▶ TASK INSTRUCTIONS
Return a copy of each line that holds the string "data".

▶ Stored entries

- - - -

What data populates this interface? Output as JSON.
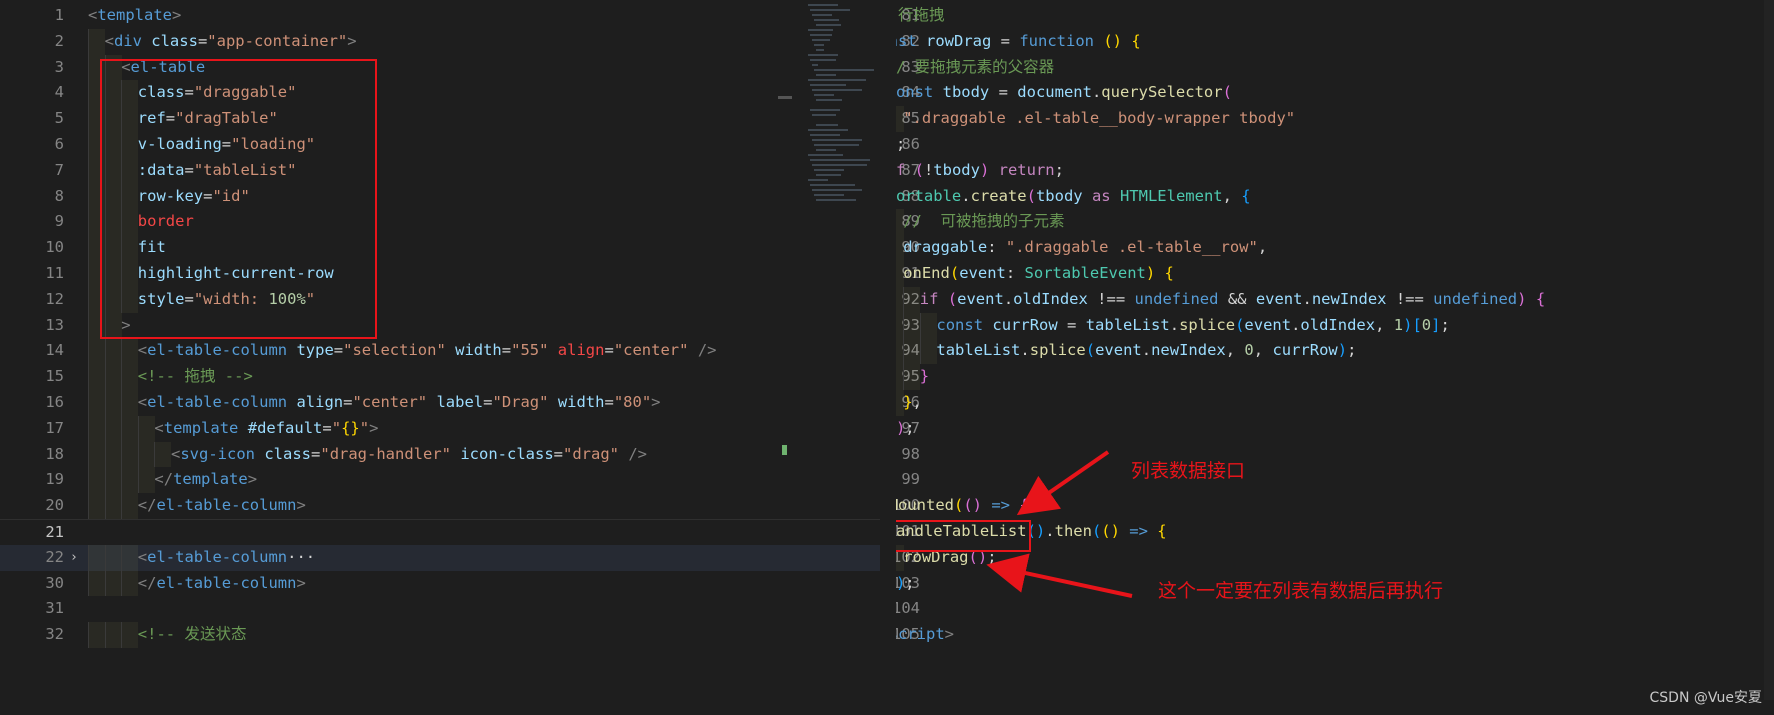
{
  "left_editor": {
    "lines": [
      {
        "n": "1",
        "tokens": [
          [
            "br",
            "<"
          ],
          [
            "tag",
            "template"
          ],
          [
            "br",
            ">"
          ]
        ],
        "indent": 0
      },
      {
        "n": "2",
        "tokens": [
          [
            "br",
            "<"
          ],
          [
            "tag",
            "div "
          ],
          [
            "attr",
            "class"
          ],
          [
            "pun",
            "="
          ],
          [
            "str",
            "\"app-container\""
          ],
          [
            "br",
            ">"
          ]
        ],
        "indent": 1
      },
      {
        "n": "3",
        "tokens": [
          [
            "br",
            "<"
          ],
          [
            "tag",
            "el-table"
          ]
        ],
        "indent": 2
      },
      {
        "n": "4",
        "tokens": [
          [
            "attr",
            "class"
          ],
          [
            "pun",
            "="
          ],
          [
            "str",
            "\"draggable\""
          ]
        ],
        "indent": 3
      },
      {
        "n": "5",
        "tokens": [
          [
            "attr",
            "ref"
          ],
          [
            "pun",
            "="
          ],
          [
            "str",
            "\"dragTable\""
          ]
        ],
        "indent": 3
      },
      {
        "n": "6",
        "tokens": [
          [
            "attr",
            "v-loading"
          ],
          [
            "pun",
            "="
          ],
          [
            "str",
            "\"loading\""
          ]
        ],
        "indent": 3
      },
      {
        "n": "7",
        "tokens": [
          [
            "attr",
            ":data"
          ],
          [
            "pun",
            "="
          ],
          [
            "str",
            "\"tableList\""
          ]
        ],
        "indent": 3
      },
      {
        "n": "8",
        "tokens": [
          [
            "attr",
            "row-key"
          ],
          [
            "pun",
            "="
          ],
          [
            "str",
            "\"id\""
          ]
        ],
        "indent": 3
      },
      {
        "n": "9",
        "tokens": [
          [
            "red",
            "border"
          ]
        ],
        "indent": 3
      },
      {
        "n": "10",
        "tokens": [
          [
            "attr",
            "fit"
          ]
        ],
        "indent": 3
      },
      {
        "n": "11",
        "tokens": [
          [
            "attr",
            "highlight-current-row"
          ]
        ],
        "indent": 3
      },
      {
        "n": "12",
        "tokens": [
          [
            "attr",
            "style"
          ],
          [
            "pun",
            "="
          ],
          [
            "str",
            "\"width: "
          ],
          [
            "num",
            "100%"
          ],
          [
            "str",
            "\""
          ]
        ],
        "indent": 3
      },
      {
        "n": "13",
        "tokens": [
          [
            "br",
            ">"
          ]
        ],
        "indent": 2
      },
      {
        "n": "14",
        "tokens": [
          [
            "br",
            "<"
          ],
          [
            "tag",
            "el-table-column "
          ],
          [
            "attr",
            "type"
          ],
          [
            "pun",
            "="
          ],
          [
            "str",
            "\"selection\" "
          ],
          [
            "attr",
            "width"
          ],
          [
            "pun",
            "="
          ],
          [
            "str",
            "\"55\" "
          ],
          [
            "red",
            "align"
          ],
          [
            "pun",
            "="
          ],
          [
            "str",
            "\"center\" "
          ],
          [
            "br",
            "/>"
          ]
        ],
        "indent": 3
      },
      {
        "n": "15",
        "tokens": [
          [
            "com",
            "<!-- 拖拽 -->"
          ]
        ],
        "indent": 3
      },
      {
        "n": "16",
        "tokens": [
          [
            "br",
            "<"
          ],
          [
            "tag",
            "el-table-column "
          ],
          [
            "attr",
            "align"
          ],
          [
            "pun",
            "="
          ],
          [
            "str",
            "\"center\" "
          ],
          [
            "attr",
            "label"
          ],
          [
            "pun",
            "="
          ],
          [
            "str",
            "\"Drag\" "
          ],
          [
            "attr",
            "width"
          ],
          [
            "pun",
            "="
          ],
          [
            "str",
            "\"80\""
          ],
          [
            "br",
            ">"
          ]
        ],
        "indent": 3
      },
      {
        "n": "17",
        "tokens": [
          [
            "br",
            "<"
          ],
          [
            "tag",
            "template "
          ],
          [
            "attr",
            "#default"
          ],
          [
            "pun",
            "="
          ],
          [
            "str",
            "\""
          ],
          [
            "gold",
            "{}"
          ],
          [
            "str",
            "\""
          ],
          [
            "br",
            ">"
          ]
        ],
        "indent": 4
      },
      {
        "n": "18",
        "tokens": [
          [
            "br",
            "<"
          ],
          [
            "tag",
            "svg-icon "
          ],
          [
            "attr",
            "class"
          ],
          [
            "pun",
            "="
          ],
          [
            "str",
            "\"drag-handler\" "
          ],
          [
            "attr",
            "icon-class"
          ],
          [
            "pun",
            "="
          ],
          [
            "str",
            "\"drag\" "
          ],
          [
            "br",
            "/>"
          ]
        ],
        "indent": 5
      },
      {
        "n": "19",
        "tokens": [
          [
            "br",
            "</"
          ],
          [
            "tag",
            "template"
          ],
          [
            "br",
            ">"
          ]
        ],
        "indent": 4
      },
      {
        "n": "20",
        "tokens": [
          [
            "br",
            "</"
          ],
          [
            "tag",
            "el-table-column"
          ],
          [
            "br",
            ">"
          ]
        ],
        "indent": 3
      },
      {
        "n": "21",
        "tokens": [],
        "indent": 0,
        "active": true
      },
      {
        "n": "22",
        "tokens": [
          [
            "br",
            "<"
          ],
          [
            "tag",
            "el-table-column"
          ],
          [
            "pun",
            "···"
          ]
        ],
        "indent": 3,
        "fold": "›"
      },
      {
        "n": "30",
        "tokens": [
          [
            "br",
            "</"
          ],
          [
            "tag",
            "el-table-column"
          ],
          [
            "br",
            ">"
          ]
        ],
        "indent": 3
      },
      {
        "n": "31",
        "tokens": [],
        "indent": 0
      },
      {
        "n": "32",
        "tokens": [
          [
            "com",
            "<!-- 发送状态"
          ]
        ],
        "indent": 3
      }
    ]
  },
  "right_editor": {
    "lines": [
      {
        "n": "81",
        "tokens": [
          [
            "com",
            "// 行拖拽"
          ]
        ],
        "indent": 0
      },
      {
        "n": "82",
        "tokens": [
          [
            "kw",
            "const "
          ],
          [
            "var",
            "rowDrag "
          ],
          [
            "pun",
            "= "
          ],
          [
            "kw",
            "function "
          ],
          [
            "gold",
            "() {"
          ]
        ],
        "indent": 0
      },
      {
        "n": "83",
        "tokens": [
          [
            "com",
            "// 要拖拽元素的父容器"
          ]
        ],
        "indent": 1
      },
      {
        "n": "84",
        "tokens": [
          [
            "kw",
            "const "
          ],
          [
            "var",
            "tbody "
          ],
          [
            "pun",
            "= "
          ],
          [
            "var",
            "document"
          ],
          [
            "pun",
            "."
          ],
          [
            "fn",
            "querySelector"
          ],
          [
            "pink",
            "("
          ]
        ],
        "indent": 1
      },
      {
        "n": "85",
        "tokens": [
          [
            "str",
            "\".draggable .el-table__body-wrapper tbody\""
          ]
        ],
        "indent": 2
      },
      {
        "n": "86",
        "tokens": [
          [
            "pink",
            ")"
          ],
          [
            "pun",
            ";"
          ]
        ],
        "indent": 1
      },
      {
        "n": "87",
        "tokens": [
          [
            "ctl",
            "if "
          ],
          [
            "pink",
            "("
          ],
          [
            "pun",
            "!"
          ],
          [
            "var",
            "tbody"
          ],
          [
            "pink",
            ") "
          ],
          [
            "ctl",
            "return"
          ],
          [
            "pun",
            ";"
          ]
        ],
        "indent": 1
      },
      {
        "n": "88",
        "tokens": [
          [
            "type",
            "Sortable"
          ],
          [
            "pun",
            "."
          ],
          [
            "fn",
            "create"
          ],
          [
            "pink",
            "("
          ],
          [
            "var",
            "tbody "
          ],
          [
            "ctl",
            "as "
          ],
          [
            "type",
            "HTMLElement"
          ],
          [
            "pun",
            ", "
          ],
          [
            "blue",
            "{"
          ]
        ],
        "indent": 1
      },
      {
        "n": "89",
        "tokens": [
          [
            "com",
            "//  可被拖拽的子元素"
          ]
        ],
        "indent": 2
      },
      {
        "n": "90",
        "tokens": [
          [
            "var",
            "draggable"
          ],
          [
            "pun",
            ": "
          ],
          [
            "str",
            "\".draggable .el-table__row\""
          ],
          [
            "pun",
            ","
          ]
        ],
        "indent": 2
      },
      {
        "n": "91",
        "tokens": [
          [
            "fn",
            "onEnd"
          ],
          [
            "gold",
            "("
          ],
          [
            "var",
            "event"
          ],
          [
            "pun",
            ": "
          ],
          [
            "type",
            "SortableEvent"
          ],
          [
            "gold",
            ") "
          ],
          [
            "gold",
            "{"
          ]
        ],
        "indent": 2
      },
      {
        "n": "92",
        "tokens": [
          [
            "ctl",
            "if "
          ],
          [
            "pink",
            "("
          ],
          [
            "var",
            "event"
          ],
          [
            "pun",
            "."
          ],
          [
            "var",
            "oldIndex "
          ],
          [
            "pun",
            "!== "
          ],
          [
            "kw",
            "undefined "
          ],
          [
            "pun",
            "&& "
          ],
          [
            "var",
            "event"
          ],
          [
            "pun",
            "."
          ],
          [
            "var",
            "newIndex "
          ],
          [
            "pun",
            "!== "
          ],
          [
            "kw",
            "undefined"
          ],
          [
            "pink",
            ") "
          ],
          [
            "pink",
            "{"
          ]
        ],
        "indent": 3
      },
      {
        "n": "93",
        "tokens": [
          [
            "kw",
            "const "
          ],
          [
            "var",
            "currRow "
          ],
          [
            "pun",
            "= "
          ],
          [
            "var",
            "tableList"
          ],
          [
            "pun",
            "."
          ],
          [
            "fn",
            "splice"
          ],
          [
            "blue",
            "("
          ],
          [
            "var",
            "event"
          ],
          [
            "pun",
            "."
          ],
          [
            "var",
            "oldIndex"
          ],
          [
            "pun",
            ", "
          ],
          [
            "num",
            "1"
          ],
          [
            "blue",
            ")"
          ],
          [
            "blue",
            "["
          ],
          [
            "num",
            "0"
          ],
          [
            "blue",
            "]"
          ],
          [
            "pun",
            ";"
          ]
        ],
        "indent": 4
      },
      {
        "n": "94",
        "tokens": [
          [
            "var",
            "tableList"
          ],
          [
            "pun",
            "."
          ],
          [
            "fn",
            "splice"
          ],
          [
            "blue",
            "("
          ],
          [
            "var",
            "event"
          ],
          [
            "pun",
            "."
          ],
          [
            "var",
            "newIndex"
          ],
          [
            "pun",
            ", "
          ],
          [
            "num",
            "0"
          ],
          [
            "pun",
            ", "
          ],
          [
            "var",
            "currRow"
          ],
          [
            "blue",
            ")"
          ],
          [
            "pun",
            ";"
          ]
        ],
        "indent": 4
      },
      {
        "n": "95",
        "tokens": [
          [
            "pink",
            "}"
          ]
        ],
        "indent": 3
      },
      {
        "n": "96",
        "tokens": [
          [
            "gold",
            "}"
          ],
          [
            "pun",
            ","
          ]
        ],
        "indent": 2
      },
      {
        "n": "97",
        "tokens": [
          [
            "blue",
            "}"
          ],
          [
            "pink",
            ")"
          ],
          [
            "pun",
            ";"
          ]
        ],
        "indent": 1
      },
      {
        "n": "98",
        "tokens": [
          [
            "gold",
            "}"
          ],
          [
            "pun",
            ";"
          ]
        ],
        "indent": 0
      },
      {
        "n": "99",
        "tokens": [],
        "indent": 0
      },
      {
        "n": "100",
        "tokens": [
          [
            "fn",
            "onMounted"
          ],
          [
            "gold",
            "("
          ],
          [
            "pink",
            "() "
          ],
          [
            "kw",
            "=> "
          ],
          [
            "pink",
            "{"
          ]
        ],
        "indent": 0
      },
      {
        "n": "101",
        "tokens": [
          [
            "fn",
            "handleTableList"
          ],
          [
            "blue",
            "()"
          ],
          [
            "pun",
            "."
          ],
          [
            "fn",
            "then"
          ],
          [
            "blue",
            "("
          ],
          [
            "gold",
            "() "
          ],
          [
            "kw",
            "=> "
          ],
          [
            "gold",
            "{"
          ]
        ],
        "indent": 1
      },
      {
        "n": "102",
        "tokens": [
          [
            "fn",
            "rowDrag"
          ],
          [
            "pink",
            "()"
          ],
          [
            "pun",
            ";"
          ]
        ],
        "indent": 2
      },
      {
        "n": "103",
        "tokens": [
          [
            "gold",
            "}"
          ],
          [
            "blue",
            ")"
          ],
          [
            "pun",
            ";"
          ]
        ],
        "indent": 1
      },
      {
        "n": "104",
        "tokens": [
          [
            "pink",
            "}"
          ],
          [
            "gold",
            ")"
          ],
          [
            "pun",
            ";"
          ]
        ],
        "indent": 0
      },
      {
        "n": "105",
        "tokens": [
          [
            "br",
            "</"
          ],
          [
            "tag",
            "script"
          ],
          [
            "br",
            ">"
          ]
        ],
        "indent": 0
      }
    ]
  },
  "annotations": {
    "api_label": "列表数据接口",
    "note_label": "这个一定要在列表有数据后再执行"
  },
  "watermark": "CSDN @Vue安夏",
  "colors": {
    "annotation_red": "#e8141a"
  }
}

- - - -

▶ FINISHED TASK
What data populates this interface? Output as JSON.
            ":data"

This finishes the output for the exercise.